Exercise
Could you repeat the listing below word for word, starting at the line that contains "Enumerate the UI" and ending at the line that contains "data-label: 2,291 (636, 156, 668, 169)"?

Provided information
┄┄┄┄┄┄

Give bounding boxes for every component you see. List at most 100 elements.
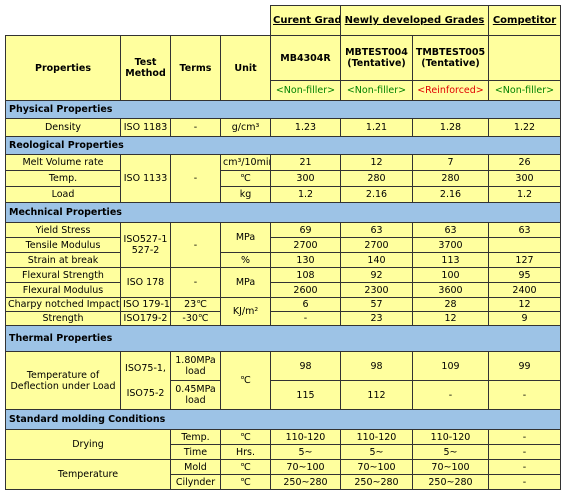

┄┄┄┄┄┄

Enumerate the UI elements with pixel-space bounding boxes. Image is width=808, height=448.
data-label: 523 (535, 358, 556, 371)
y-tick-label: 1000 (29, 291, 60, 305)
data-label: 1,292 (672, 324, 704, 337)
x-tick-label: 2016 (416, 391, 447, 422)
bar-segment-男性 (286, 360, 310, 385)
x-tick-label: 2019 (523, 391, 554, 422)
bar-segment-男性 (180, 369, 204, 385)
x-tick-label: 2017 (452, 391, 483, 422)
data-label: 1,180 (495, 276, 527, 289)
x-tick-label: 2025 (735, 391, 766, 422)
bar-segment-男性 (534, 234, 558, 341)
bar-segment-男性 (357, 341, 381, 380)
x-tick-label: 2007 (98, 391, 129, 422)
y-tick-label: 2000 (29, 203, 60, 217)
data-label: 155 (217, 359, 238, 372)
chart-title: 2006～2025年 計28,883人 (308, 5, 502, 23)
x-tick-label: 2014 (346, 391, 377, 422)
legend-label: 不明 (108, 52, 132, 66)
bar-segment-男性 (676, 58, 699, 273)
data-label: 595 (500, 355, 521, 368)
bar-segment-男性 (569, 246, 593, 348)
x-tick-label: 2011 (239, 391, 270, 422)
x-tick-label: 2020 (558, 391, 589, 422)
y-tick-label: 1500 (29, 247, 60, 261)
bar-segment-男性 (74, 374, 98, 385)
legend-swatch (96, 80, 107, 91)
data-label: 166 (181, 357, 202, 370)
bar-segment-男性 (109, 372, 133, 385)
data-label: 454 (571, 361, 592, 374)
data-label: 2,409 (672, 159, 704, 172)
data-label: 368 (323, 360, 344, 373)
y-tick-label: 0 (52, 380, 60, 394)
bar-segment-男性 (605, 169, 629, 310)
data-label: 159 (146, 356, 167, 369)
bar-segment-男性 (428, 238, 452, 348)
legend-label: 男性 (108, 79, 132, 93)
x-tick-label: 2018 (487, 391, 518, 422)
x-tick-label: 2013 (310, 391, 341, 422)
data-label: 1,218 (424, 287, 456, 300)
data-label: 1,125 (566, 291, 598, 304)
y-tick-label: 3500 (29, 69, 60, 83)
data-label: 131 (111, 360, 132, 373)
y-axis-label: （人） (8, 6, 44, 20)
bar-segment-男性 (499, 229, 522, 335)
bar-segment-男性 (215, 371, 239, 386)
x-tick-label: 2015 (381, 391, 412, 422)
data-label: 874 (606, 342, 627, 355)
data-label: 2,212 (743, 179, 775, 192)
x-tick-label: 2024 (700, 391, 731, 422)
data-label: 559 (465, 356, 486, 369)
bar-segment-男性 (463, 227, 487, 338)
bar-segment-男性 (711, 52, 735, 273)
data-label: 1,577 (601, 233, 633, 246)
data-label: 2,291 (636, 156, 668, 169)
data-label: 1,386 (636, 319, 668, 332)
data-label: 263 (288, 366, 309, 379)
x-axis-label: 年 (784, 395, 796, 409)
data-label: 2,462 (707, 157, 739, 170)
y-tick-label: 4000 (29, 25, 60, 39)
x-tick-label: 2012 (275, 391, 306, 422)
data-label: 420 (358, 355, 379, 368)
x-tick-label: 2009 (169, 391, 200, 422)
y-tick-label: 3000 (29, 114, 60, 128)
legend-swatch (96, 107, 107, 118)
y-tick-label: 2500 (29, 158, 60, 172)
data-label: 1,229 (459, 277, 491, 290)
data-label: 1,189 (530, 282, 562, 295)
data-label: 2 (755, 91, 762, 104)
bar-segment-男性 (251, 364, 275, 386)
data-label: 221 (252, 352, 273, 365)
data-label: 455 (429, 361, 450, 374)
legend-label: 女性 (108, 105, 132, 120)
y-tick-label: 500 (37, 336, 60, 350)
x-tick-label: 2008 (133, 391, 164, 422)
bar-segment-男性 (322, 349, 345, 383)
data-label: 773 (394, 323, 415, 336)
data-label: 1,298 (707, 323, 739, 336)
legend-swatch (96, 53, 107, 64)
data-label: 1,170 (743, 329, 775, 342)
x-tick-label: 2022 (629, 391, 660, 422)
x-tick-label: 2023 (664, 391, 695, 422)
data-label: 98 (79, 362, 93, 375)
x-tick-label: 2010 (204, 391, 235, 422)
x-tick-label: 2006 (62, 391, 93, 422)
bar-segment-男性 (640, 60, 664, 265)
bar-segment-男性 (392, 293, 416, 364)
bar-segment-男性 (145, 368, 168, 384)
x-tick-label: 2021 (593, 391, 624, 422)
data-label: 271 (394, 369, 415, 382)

┄┄┄┄┄┄

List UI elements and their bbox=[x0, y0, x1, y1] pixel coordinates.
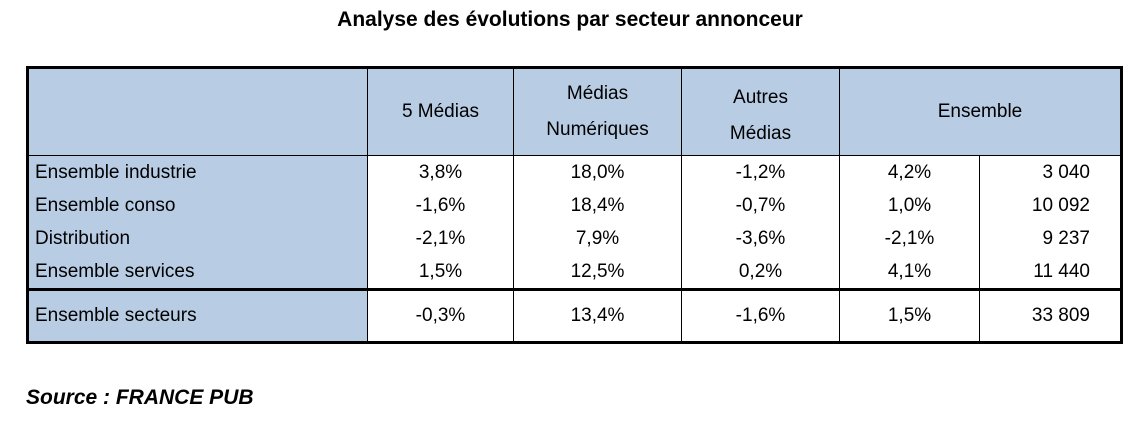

┄┄┄┄┄┄

Response below
Enumerate the UI elements with pixel-space bounding boxes. Image is width=808, height=448.
data-label: 523 (535, 358, 556, 371)
y-tick-label: 1000 (29, 291, 60, 305)
data-label: 1,292 (672, 324, 704, 337)
x-tick-label: 2016 (416, 391, 447, 422)
bar-segment-男性 (286, 360, 310, 385)
x-tick-label: 2019 (523, 391, 554, 422)
bar-segment-男性 (180, 369, 204, 385)
x-tick-label: 2017 (452, 391, 483, 422)
data-label: 1,180 (495, 276, 527, 289)
x-tick-label: 2025 (735, 391, 766, 422)
bar-segment-男性 (534, 234, 558, 341)
bar-segment-男性 (357, 341, 381, 380)
x-tick-label: 2007 (98, 391, 129, 422)
y-tick-label: 2000 (29, 203, 60, 217)
data-label: 155 (217, 359, 238, 372)
chart-title: 2006～2025年 計28,883人 (308, 5, 502, 23)
x-tick-label: 2014 (346, 391, 377, 422)
legend-label: 不明 (108, 52, 132, 66)
bar-segment-男性 (676, 58, 699, 273)
data-label: 595 (500, 355, 521, 368)
bar-segment-男性 (569, 246, 593, 348)
x-tick-label: 2011 (239, 391, 270, 422)
x-tick-label: 2020 (558, 391, 589, 422)
y-tick-label: 1500 (29, 247, 60, 261)
bar-segment-男性 (74, 374, 98, 385)
legend-swatch (96, 80, 107, 91)
data-label: 166 (181, 357, 202, 370)
bar-segment-男性 (109, 372, 133, 385)
data-label: 454 (571, 361, 592, 374)
data-label: 2,409 (672, 159, 704, 172)
data-label: 368 (323, 360, 344, 373)
y-tick-label: 0 (52, 380, 60, 394)
bar-segment-男性 (605, 169, 629, 310)
data-label: 159 (146, 356, 167, 369)
bar-segment-男性 (428, 238, 452, 348)
legend-label: 男性 (108, 79, 132, 93)
x-tick-label: 2018 (487, 391, 518, 422)
x-tick-label: 2013 (310, 391, 341, 422)
data-label: 1,218 (424, 287, 456, 300)
data-label: 1,125 (566, 291, 598, 304)
y-tick-label: 3500 (29, 69, 60, 83)
data-label: 131 (111, 360, 132, 373)
y-axis-label: （人） (8, 6, 44, 20)
bar-segment-男性 (499, 229, 522, 335)
bar-segment-男性 (215, 371, 239, 386)
x-tick-label: 2015 (381, 391, 412, 422)
data-label: 874 (606, 342, 627, 355)
data-label: 2,212 (743, 179, 775, 192)
x-tick-label: 2024 (700, 391, 731, 422)
data-label: 559 (465, 356, 486, 369)
bar-segment-男性 (463, 227, 487, 338)
bar-segment-男性 (711, 52, 735, 273)
data-label: 1,577 (601, 233, 633, 246)
data-label: 2,291 (636, 156, 668, 169)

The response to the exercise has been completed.